The problem: Give every line of the data again, unchanged, but with no pictures.

The records:
════════════════════
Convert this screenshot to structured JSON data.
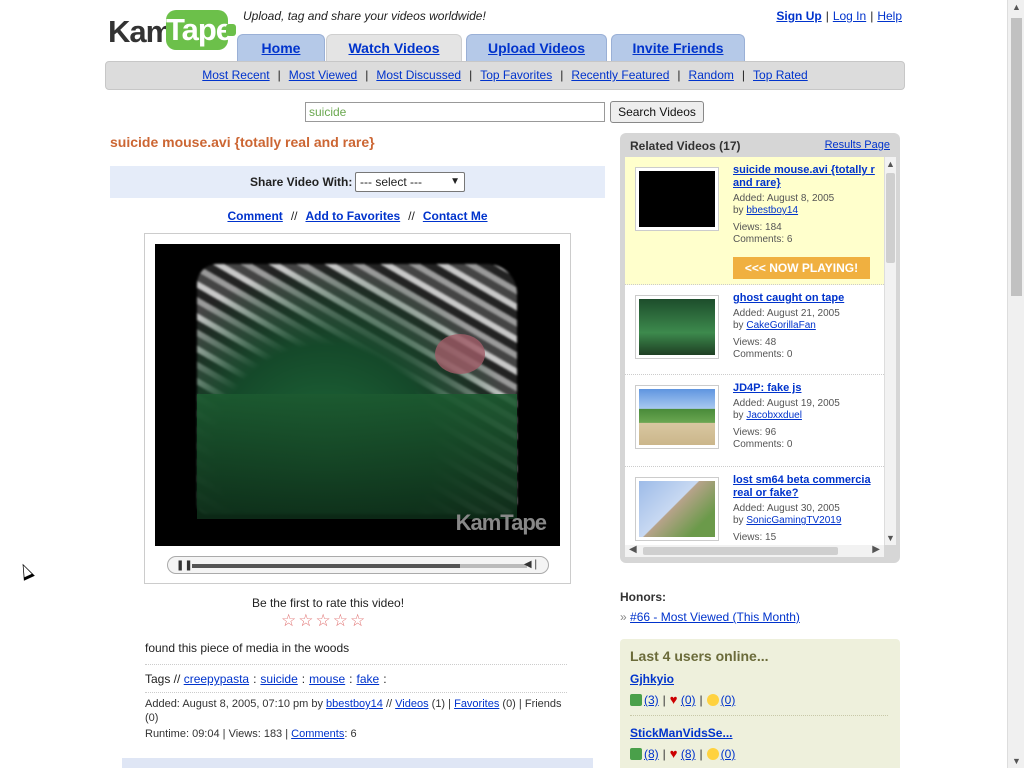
{
  "header": {
    "logo_part1": "Kam",
    "logo_part2": "Tape",
    "tagline": "Upload, tag and share your videos worldwide!",
    "sign_up": "Sign Up",
    "log_in": "Log In",
    "help": "Help",
    "sep": "|"
  },
  "tabs": [
    {
      "label": "Home"
    },
    {
      "label": "Watch Videos"
    },
    {
      "label": "Upload Videos"
    },
    {
      "label": "Invite Friends"
    }
  ],
  "subnav": [
    "Most Recent",
    "Most Viewed",
    "Most Discussed",
    "Top Favorites",
    "Recently Featured",
    "Random",
    "Top Rated"
  ],
  "search": {
    "value": "suicide",
    "button": "Search Videos"
  },
  "video": {
    "title": "suicide mouse.avi {totally real and rare}",
    "share_label": "Share Video With:",
    "share_select": "--- select ---",
    "actions": [
      "Comment",
      "Add to Favorites",
      "Contact Me"
    ],
    "action_sep": "//",
    "watermark": "KamTape",
    "progress": 0.8,
    "rate_prompt": "Be the first to rate this video!",
    "stars": "☆☆☆☆☆",
    "description": "found this piece of media in the woods",
    "tags_label": "Tags //",
    "tags": [
      "creepypasta",
      "suicide",
      "mouse",
      "fake"
    ],
    "added_prefix": "Added: August 8, 2005, 07:10 pm by",
    "author": "bbestboy14",
    "videos_link": "Videos",
    "videos_count": "(1)",
    "favorites_link": "Favorites",
    "favorites_count": "(0)",
    "friends_text": "Friends (0)",
    "runtime_text": "Runtime: 09:04 | Views: 183 |",
    "comments_link": "Comments",
    "comments_count": ": 6"
  },
  "related": {
    "header": "Related Videos (17)",
    "results_page": "Results Page",
    "now_playing": "<<< NOW PLAYING!",
    "items": [
      {
        "title": "suicide mouse.avi {totally r and rare}",
        "added": "Added: August 8, 2005",
        "by": "by",
        "author": "bbestboy14",
        "views": "Views: 184",
        "comments": "Comments: 6",
        "thumb": "#000000"
      },
      {
        "title": "ghost caught on tape",
        "added": "Added: August 21, 2005",
        "by": "by",
        "author": "CakeGorillaFan",
        "views": "Views: 48",
        "comments": "Comments: 0",
        "thumb": "#2f6b3a"
      },
      {
        "title": "JD4P: fake js",
        "added": "Added: August 19, 2005",
        "by": "by",
        "author": "Jacobxxduel",
        "views": "Views: 96",
        "comments": "Comments: 0",
        "thumb": "#7bb0e8"
      },
      {
        "title": "lost sm64 beta commercia real or fake?",
        "added": "Added: August 30, 2005",
        "by": "by",
        "author": "SonicGamingTV2019",
        "views": "Views: 15",
        "comments": "",
        "thumb": "#a9c7ee"
      }
    ]
  },
  "honors": {
    "label": "Honors:",
    "bullet": "»",
    "item": "#66 - Most Viewed (This Month)"
  },
  "users": {
    "header": "Last 4 users online...",
    "list": [
      {
        "name": "Gjhkyio",
        "videos": "(3)",
        "favorites": "(0)",
        "friends": "(0)"
      },
      {
        "name": "StickManVidsSe...",
        "videos": "(8)",
        "favorites": "(8)",
        "friends": "(0)"
      }
    ]
  },
  "colors": {
    "accent": "#0033cc",
    "title": "#cc6633",
    "logo_green": "#6cc04a",
    "now_playing": "#f0b040"
  }
}
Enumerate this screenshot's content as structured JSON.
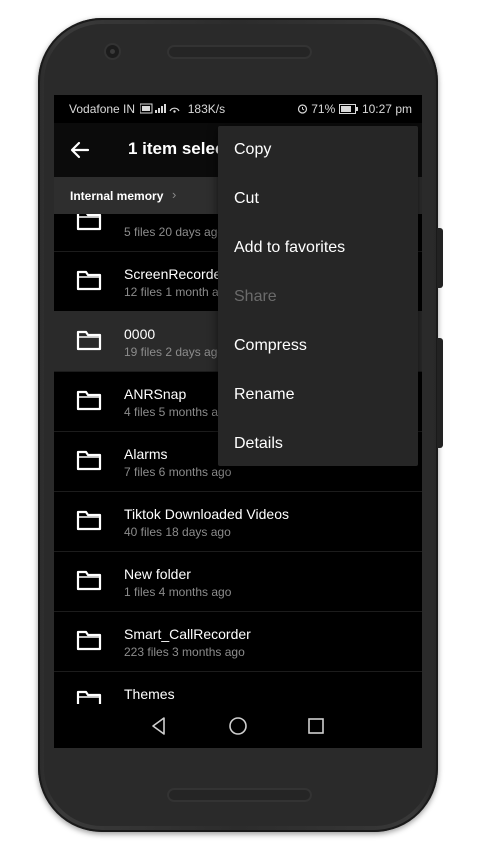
{
  "status_bar": {
    "carrier": "Vodafone IN",
    "speed": "183K/s",
    "battery": "71%",
    "time": "10:27 pm"
  },
  "app_bar": {
    "title": "1 item selected"
  },
  "breadcrumb": {
    "label": "Internal memory",
    "chevron": "›"
  },
  "folders": [
    {
      "name": "",
      "meta": "5 files   20 days ago",
      "selected": false
    },
    {
      "name": "ScreenRecorder",
      "meta": "12 files   1 month ago",
      "selected": false
    },
    {
      "name": "0000",
      "meta": "19 files   2 days ago",
      "selected": true
    },
    {
      "name": "ANRSnap",
      "meta": "4 files   5 months ago",
      "selected": false
    },
    {
      "name": "Alarms",
      "meta": "7 files   6 months ago",
      "selected": false
    },
    {
      "name": "Tiktok Downloaded Videos",
      "meta": "40 files   18 days ago",
      "selected": false
    },
    {
      "name": "New folder",
      "meta": "1 files   4 months ago",
      "selected": false
    },
    {
      "name": "Smart_CallRecorder",
      "meta": "223 files   3 months ago",
      "selected": false
    },
    {
      "name": "Themes",
      "meta": "",
      "selected": false
    }
  ],
  "context_menu": {
    "items": [
      {
        "label": "Copy",
        "enabled": true
      },
      {
        "label": "Cut",
        "enabled": true
      },
      {
        "label": "Add to favorites",
        "enabled": true
      },
      {
        "label": "Share",
        "enabled": false
      },
      {
        "label": "Compress",
        "enabled": true
      },
      {
        "label": "Rename",
        "enabled": true
      },
      {
        "label": "Details",
        "enabled": true
      }
    ]
  },
  "icons": {
    "back": "arrow-left-icon",
    "folder": "folder-icon",
    "nav_back": "triangle-back-icon",
    "nav_home": "circle-home-icon",
    "nav_recents": "square-recents-icon"
  },
  "colors": {
    "screen_bg": "#000000",
    "menu_bg": "#262626",
    "selected_row": "#2a2a2a",
    "breadcrumb_bg": "#2e2e2e",
    "disabled_text": "#6b6b6b"
  }
}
════════════════════
Result for this exercise:
Convert this screenshot to structured JSON data.
{
  "header": {
    "logo_part1": "Kam",
    "logo_part2": "Tape",
    "tagline": "Upload, tag and share your videos worldwide!",
    "sign_up": "Sign Up",
    "log_in": "Log In",
    "help": "Help",
    "sep": "|"
  },
  "tabs": [
    {
      "label": "Home"
    },
    {
      "label": "Watch Videos"
    },
    {
      "label": "Upload Videos"
    },
    {
      "label": "Invite Friends"
    }
  ],
  "subnav": [
    "Most Recent",
    "Most Viewed",
    "Most Discussed",
    "Top Favorites",
    "Recently Featured",
    "Random",
    "Top Rated"
  ],
  "search": {
    "value": "suicide",
    "button": "Search Videos"
  },
  "video": {
    "title": "suicide mouse.avi {totally real and rare}",
    "share_label": "Share Video With:",
    "share_select": "--- select ---",
    "actions": [
      "Comment",
      "Add to Favorites",
      "Contact Me"
    ],
    "action_sep": "//",
    "watermark": "KamTape",
    "progress": 0.8,
    "rate_prompt": "Be the first to rate this video!",
    "stars": "☆☆☆☆☆",
    "description": "found this piece of media in the woods",
    "tags_label": "Tags //",
    "tags": [
      "creepypasta",
      "suicide",
      "mouse",
      "fake"
    ],
    "added_prefix": "Added: August 8, 2005, 07:10 pm by",
    "author": "bbestboy14",
    "videos_link": "Videos",
    "videos_count": "(1)",
    "favorites_link": "Favorites",
    "favorites_count": "(0)",
    "friends_text": "Friends (0)",
    "runtime_text": "Runtime: 09:04 | Views: 183 |",
    "comments_link": "Comments",
    "comments_count": ": 6"
  },
  "related": {
    "header": "Related Videos (17)",
    "results_page": "Results Page",
    "now_playing": "<<< NOW PLAYING!",
    "items": [
      {
        "title": "suicide mouse.avi {totally r and rare}",
        "added": "Added: August 8, 2005",
        "by": "by",
        "author": "bbestboy14",
        "views": "Views: 184",
        "comments": "Comments: 6",
        "thumb": "#000000"
      },
      {
        "title": "ghost caught on tape",
        "added": "Added: August 21, 2005",
        "by": "by",
        "author": "CakeGorillaFan",
        "views": "Views: 48",
        "comments": "Comments: 0",
        "thumb": "#2f6b3a"
      },
      {
        "title": "JD4P: fake js",
        "added": "Added: August 19, 2005",
        "by": "by",
        "author": "Jacobxxduel",
        "views": "Views: 96",
        "comments": "Comments: 0",
        "thumb": "#7bb0e8"
      },
      {
        "title": "lost sm64 beta commercia real or fake?",
        "added": "Added: August 30, 2005",
        "by": "by",
        "author": "SonicGamingTV2019",
        "views": "Views: 15",
        "comments": "",
        "thumb": "#a9c7ee"
      }
    ]
  },
  "honors": {
    "label": "Honors:",
    "bullet": "»",
    "item": "#66 - Most Viewed (This Month)"
  },
  "users": {
    "header": "Last 4 users online...",
    "list": [
      {
        "name": "Gjhkyio",
        "videos": "(3)",
        "favorites": "(0)",
        "friends": "(0)"
      },
      {
        "name": "StickManVidsSe...",
        "videos": "(8)",
        "favorites": "(8)",
        "friends": "(0)"
      }
    ]
  },
  "colors": {
    "accent": "#0033cc",
    "title": "#cc6633",
    "logo_green": "#6cc04a",
    "now_playing": "#f0b040"
  }
}
Enumerate this screenshot's content as structured JSON.
{
  "status_bar": {
    "carrier": "Vodafone IN",
    "speed": "183K/s",
    "battery": "71%",
    "time": "10:27 pm"
  },
  "app_bar": {
    "title": "1 item selected"
  },
  "breadcrumb": {
    "label": "Internal memory",
    "chevron": "›"
  },
  "folders": [
    {
      "name": "",
      "meta": "5 files   20 days ago",
      "selected": false
    },
    {
      "name": "ScreenRecorder",
      "meta": "12 files   1 month ago",
      "selected": false
    },
    {
      "name": "0000",
      "meta": "19 files   2 days ago",
      "selected": true
    },
    {
      "name": "ANRSnap",
      "meta": "4 files   5 months ago",
      "selected": false
    },
    {
      "name": "Alarms",
      "meta": "7 files   6 months ago",
      "selected": false
    },
    {
      "name": "Tiktok Downloaded Videos",
      "meta": "40 files   18 days ago",
      "selected": false
    },
    {
      "name": "New folder",
      "meta": "1 files   4 months ago",
      "selected": false
    },
    {
      "name": "Smart_CallRecorder",
      "meta": "223 files   3 months ago",
      "selected": false
    },
    {
      "name": "Themes",
      "meta": "",
      "selected": false
    }
  ],
  "context_menu": {
    "items": [
      {
        "label": "Copy",
        "enabled": true
      },
      {
        "label": "Cut",
        "enabled": true
      },
      {
        "label": "Add to favorites",
        "enabled": true
      },
      {
        "label": "Share",
        "enabled": false
      },
      {
        "label": "Compress",
        "enabled": true
      },
      {
        "label": "Rename",
        "enabled": true
      },
      {
        "label": "Details",
        "enabled": true
      }
    ]
  },
  "icons": {
    "back": "arrow-left-icon",
    "folder": "folder-icon",
    "nav_back": "triangle-back-icon",
    "nav_home": "circle-home-icon",
    "nav_recents": "square-recents-icon"
  },
  "colors": {
    "screen_bg": "#000000",
    "menu_bg": "#262626",
    "selected_row": "#2a2a2a",
    "breadcrumb_bg": "#2e2e2e",
    "disabled_text": "#6b6b6b"
  }
}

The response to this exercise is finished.